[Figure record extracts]

++++++

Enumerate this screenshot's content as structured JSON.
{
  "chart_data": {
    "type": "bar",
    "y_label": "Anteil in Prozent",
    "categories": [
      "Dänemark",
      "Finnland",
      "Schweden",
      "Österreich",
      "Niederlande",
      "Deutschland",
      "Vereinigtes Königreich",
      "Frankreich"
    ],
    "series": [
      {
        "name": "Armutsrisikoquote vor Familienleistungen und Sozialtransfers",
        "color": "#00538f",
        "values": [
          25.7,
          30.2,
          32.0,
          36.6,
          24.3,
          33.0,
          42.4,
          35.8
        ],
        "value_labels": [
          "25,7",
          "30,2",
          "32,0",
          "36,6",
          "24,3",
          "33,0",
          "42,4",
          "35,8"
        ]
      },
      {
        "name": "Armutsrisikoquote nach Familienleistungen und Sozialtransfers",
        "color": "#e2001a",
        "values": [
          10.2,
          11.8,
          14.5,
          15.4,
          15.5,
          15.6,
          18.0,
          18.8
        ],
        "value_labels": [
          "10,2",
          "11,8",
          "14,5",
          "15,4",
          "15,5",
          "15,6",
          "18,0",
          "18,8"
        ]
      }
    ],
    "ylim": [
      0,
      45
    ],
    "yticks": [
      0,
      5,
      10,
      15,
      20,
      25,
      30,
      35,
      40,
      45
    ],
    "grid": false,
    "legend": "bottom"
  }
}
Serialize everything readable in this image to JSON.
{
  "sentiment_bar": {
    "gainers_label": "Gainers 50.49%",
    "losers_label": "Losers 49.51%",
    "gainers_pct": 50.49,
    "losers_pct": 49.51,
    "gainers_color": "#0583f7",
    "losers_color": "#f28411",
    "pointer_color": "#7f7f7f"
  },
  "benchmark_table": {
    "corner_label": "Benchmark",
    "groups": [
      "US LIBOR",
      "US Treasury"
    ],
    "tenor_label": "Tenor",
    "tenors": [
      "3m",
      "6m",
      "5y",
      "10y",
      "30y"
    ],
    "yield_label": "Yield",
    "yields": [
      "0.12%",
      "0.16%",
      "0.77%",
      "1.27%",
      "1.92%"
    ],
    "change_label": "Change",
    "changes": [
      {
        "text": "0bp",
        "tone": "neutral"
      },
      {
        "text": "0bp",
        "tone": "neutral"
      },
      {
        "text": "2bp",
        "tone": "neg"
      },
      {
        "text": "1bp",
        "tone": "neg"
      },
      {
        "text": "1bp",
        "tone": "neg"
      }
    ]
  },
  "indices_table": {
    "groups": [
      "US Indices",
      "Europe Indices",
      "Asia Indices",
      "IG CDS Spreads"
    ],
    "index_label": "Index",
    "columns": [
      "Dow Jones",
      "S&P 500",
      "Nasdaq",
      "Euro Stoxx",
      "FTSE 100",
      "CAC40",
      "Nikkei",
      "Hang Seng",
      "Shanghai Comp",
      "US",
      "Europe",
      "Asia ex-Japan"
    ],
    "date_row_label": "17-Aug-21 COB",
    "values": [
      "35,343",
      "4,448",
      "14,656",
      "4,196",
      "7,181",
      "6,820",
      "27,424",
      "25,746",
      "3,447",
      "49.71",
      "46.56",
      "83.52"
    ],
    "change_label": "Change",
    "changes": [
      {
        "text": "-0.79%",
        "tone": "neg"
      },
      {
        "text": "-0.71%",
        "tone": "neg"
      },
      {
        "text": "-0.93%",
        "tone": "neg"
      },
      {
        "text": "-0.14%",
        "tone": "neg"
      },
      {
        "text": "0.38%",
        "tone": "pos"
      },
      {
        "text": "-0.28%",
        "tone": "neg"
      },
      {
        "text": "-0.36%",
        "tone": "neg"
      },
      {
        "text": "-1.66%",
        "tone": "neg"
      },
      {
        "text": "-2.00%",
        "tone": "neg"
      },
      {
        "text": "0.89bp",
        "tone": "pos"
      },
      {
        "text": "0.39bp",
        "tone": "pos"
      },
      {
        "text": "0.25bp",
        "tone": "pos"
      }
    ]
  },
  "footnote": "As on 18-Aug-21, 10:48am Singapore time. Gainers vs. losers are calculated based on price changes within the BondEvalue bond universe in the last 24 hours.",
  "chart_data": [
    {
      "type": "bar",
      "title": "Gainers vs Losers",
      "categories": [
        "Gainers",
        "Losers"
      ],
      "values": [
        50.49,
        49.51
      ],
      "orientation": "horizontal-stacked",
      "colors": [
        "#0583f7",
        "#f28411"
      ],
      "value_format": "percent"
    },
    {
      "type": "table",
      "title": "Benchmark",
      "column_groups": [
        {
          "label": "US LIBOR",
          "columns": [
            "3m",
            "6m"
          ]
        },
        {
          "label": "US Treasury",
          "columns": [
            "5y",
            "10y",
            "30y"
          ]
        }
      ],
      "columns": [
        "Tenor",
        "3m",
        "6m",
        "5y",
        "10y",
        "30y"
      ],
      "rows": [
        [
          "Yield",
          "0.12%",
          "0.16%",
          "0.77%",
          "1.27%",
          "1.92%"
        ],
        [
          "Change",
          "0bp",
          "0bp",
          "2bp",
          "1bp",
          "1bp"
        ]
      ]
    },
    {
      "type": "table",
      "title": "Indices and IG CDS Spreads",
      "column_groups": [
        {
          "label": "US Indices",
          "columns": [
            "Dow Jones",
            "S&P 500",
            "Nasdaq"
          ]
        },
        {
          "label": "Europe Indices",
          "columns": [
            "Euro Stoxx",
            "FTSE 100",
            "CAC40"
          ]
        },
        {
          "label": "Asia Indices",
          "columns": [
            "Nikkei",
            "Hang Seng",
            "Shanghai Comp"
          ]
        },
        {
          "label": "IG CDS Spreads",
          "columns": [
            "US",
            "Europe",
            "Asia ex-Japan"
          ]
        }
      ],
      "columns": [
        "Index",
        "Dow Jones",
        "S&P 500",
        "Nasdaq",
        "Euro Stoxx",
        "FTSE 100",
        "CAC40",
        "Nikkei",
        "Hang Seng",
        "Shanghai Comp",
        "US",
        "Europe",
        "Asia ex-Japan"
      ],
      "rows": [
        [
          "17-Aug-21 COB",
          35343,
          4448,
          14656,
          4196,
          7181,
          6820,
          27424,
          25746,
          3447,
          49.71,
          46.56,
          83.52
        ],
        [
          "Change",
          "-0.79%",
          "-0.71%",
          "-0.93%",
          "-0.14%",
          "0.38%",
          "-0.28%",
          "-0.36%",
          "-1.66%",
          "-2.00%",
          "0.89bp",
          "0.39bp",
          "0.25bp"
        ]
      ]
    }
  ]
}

++++++

• [Given exercise] Repeat the data above, word for word.

• [Worked answer]
Enumerate this screenshot's content as structured JSON.
{
  "chart_data": {
    "type": "bar",
    "y_label": "Anteil in Prozent",
    "categories": [
      "Dänemark",
      "Finnland",
      "Schweden",
      "Österreich",
      "Niederlande",
      "Deutschland",
      "Vereinigtes Königreich",
      "Frankreich"
    ],
    "series": [
      {
        "name": "Armutsrisikoquote vor Familienleistungen und Sozialtransfers",
        "color": "#00538f",
        "values": [
          25.7,
          30.2,
          32.0,
          36.6,
          24.3,
          33.0,
          42.4,
          35.8
        ],
        "value_labels": [
          "25,7",
          "30,2",
          "32,0",
          "36,6",
          "24,3",
          "33,0",
          "42,4",
          "35,8"
        ]
      },
      {
        "name": "Armutsrisikoquote nach Familienleistungen und Sozialtransfers",
        "color": "#e2001a",
        "values": [
          10.2,
          11.8,
          14.5,
          15.4,
          15.5,
          15.6,
          18.0,
          18.8
        ],
        "value_labels": [
          "10,2",
          "11,8",
          "14,5",
          "15,4",
          "15,5",
          "15,6",
          "18,0",
          "18,8"
        ]
      }
    ],
    "ylim": [
      0,
      45
    ],
    "yticks": [
      0,
      5,
      10,
      15,
      20,
      25,
      30,
      35,
      40,
      45
    ],
    "grid": false,
    "legend": "bottom"
  }
}
Serialize everything readable in this image to JSON.
{
  "sentiment_bar": {
    "gainers_label": "Gainers 50.49%",
    "losers_label": "Losers 49.51%",
    "gainers_pct": 50.49,
    "losers_pct": 49.51,
    "gainers_color": "#0583f7",
    "losers_color": "#f28411",
    "pointer_color": "#7f7f7f"
  },
  "benchmark_table": {
    "corner_label": "Benchmark",
    "groups": [
      "US LIBOR",
      "US Treasury"
    ],
    "tenor_label": "Tenor",
    "tenors": [
      "3m",
      "6m",
      "5y",
      "10y",
      "30y"
    ],
    "yield_label": "Yield",
    "yields": [
      "0.12%",
      "0.16%",
      "0.77%",
      "1.27%",
      "1.92%"
    ],
    "change_label": "Change",
    "changes": [
      {
        "text": "0bp",
        "tone": "neutral"
      },
      {
        "text": "0bp",
        "tone": "neutral"
      },
      {
        "text": "2bp",
        "tone": "neg"
      },
      {
        "text": "1bp",
        "tone": "neg"
      },
      {
        "text": "1bp",
        "tone": "neg"
      }
    ]
  },
  "indices_table": {
    "groups": [
      "US Indices",
      "Europe Indices",
      "Asia Indices",
      "IG CDS Spreads"
    ],
    "index_label": "Index",
    "columns": [
      "Dow Jones",
      "S&P 500",
      "Nasdaq",
      "Euro Stoxx",
      "FTSE 100",
      "CAC40",
      "Nikkei",
      "Hang Seng",
      "Shanghai Comp",
      "US",
      "Europe",
      "Asia ex-Japan"
    ],
    "date_row_label": "17-Aug-21 COB",
    "values": [
      "35,343",
      "4,448",
      "14,656",
      "4,196",
      "7,181",
      "6,820",
      "27,424",
      "25,746",
      "3,447",
      "49.71",
      "46.56",
      "83.52"
    ],
    "change_label": "Change",
    "changes": [
      {
        "text": "-0.79%",
        "tone": "neg"
      },
      {
        "text": "-0.71%",
        "tone": "neg"
      },
      {
        "text": "-0.93%",
        "tone": "neg"
      },
      {
        "text": "-0.14%",
        "tone": "neg"
      },
      {
        "text": "0.38%",
        "tone": "pos"
      },
      {
        "text": "-0.28%",
        "tone": "neg"
      },
      {
        "text": "-0.36%",
        "tone": "neg"
      },
      {
        "text": "-1.66%",
        "tone": "neg"
      },
      {
        "text": "-2.00%",
        "tone": "neg"
      },
      {
        "text": "0.89bp",
        "tone": "pos"
      },
      {
        "text": "0.39bp",
        "tone": "pos"
      },
      {
        "text": "0.25bp",
        "tone": "pos"
      }
    ]
  },
  "footnote": "As on 18-Aug-21, 10:48am Singapore time. Gainers vs. losers are calculated based on price changes within the BondEvalue bond universe in the last 24 hours.",
  "chart_data": [
    {
      "type": "bar",
      "title": "Gainers vs Losers",
      "categories": [
        "Gainers",
        "Losers"
      ],
      "values": [
        50.49,
        49.51
      ],
      "orientation": "horizontal-stacked",
      "colors": [
        "#0583f7",
        "#f28411"
      ],
      "value_format": "percent"
    },
    {
      "type": "table",
      "title": "Benchmark",
      "column_groups": [
        {
          "label": "US LIBOR",
          "columns": [
            "3m",
            "6m"
          ]
        },
        {
          "label": "US Treasury",
          "columns": [
            "5y",
            "10y",
            "30y"
          ]
        }
      ],
      "columns": [
        "Tenor",
        "3m",
        "6m",
        "5y",
        "10y",
        "30y"
      ],
      "rows": [
        [
          "Yield",
          "0.12%",
          "0.16%",
          "0.77%",
          "1.27%",
          "1.92%"
        ],
        [
          "Change",
          "0bp",
          "0bp",
          "2bp",
          "1bp",
          "1bp"
        ]
      ]
    },
    {
      "type": "table",
      "title": "Indices and IG CDS Spreads",
      "column_groups": [
        {
          "label": "US Indices",
          "columns": [
            "Dow Jones",
            "S&P 500",
            "Nasdaq"
          ]
        },
        {
          "label": "Europe Indices",
          "columns": [
            "Euro Stoxx",
            "FTSE 100",
            "CAC40"
          ]
        },
        {
          "label": "Asia Indices",
          "columns": [
            "Nikkei",
            "Hang Seng",
            "Shanghai Comp"
          ]
        },
        {
          "label": "IG CDS Spreads",
          "columns": [
            "US",
            "Europe",
            "Asia ex-Japan"
          ]
        }
      ],
      "columns": [
        "Index",
        "Dow Jones",
        "S&P 500",
        "Nasdaq",
        "Euro Stoxx",
        "FTSE 100",
        "CAC40",
        "Nikkei",
        "Hang Seng",
        "Shanghai Comp",
        "US",
        "Europe",
        "Asia ex-Japan"
      ],
      "rows": [
        [
          "17-Aug-21 COB",
          35343,
          4448,
          14656,
          4196,
          7181,
          6820,
          27424,
          25746,
          3447,
          49.71,
          46.56,
          83.52
        ],
        [
          "Change",
          "-0.79%",
          "-0.71%",
          "-0.93%",
          "-0.14%",
          "0.38%",
          "-0.28%",
          "-0.36%",
          "-1.66%",
          "-2.00%",
          "0.89bp",
          "0.39bp",
          "0.25bp"
        ]
      ]
    }
  ]
}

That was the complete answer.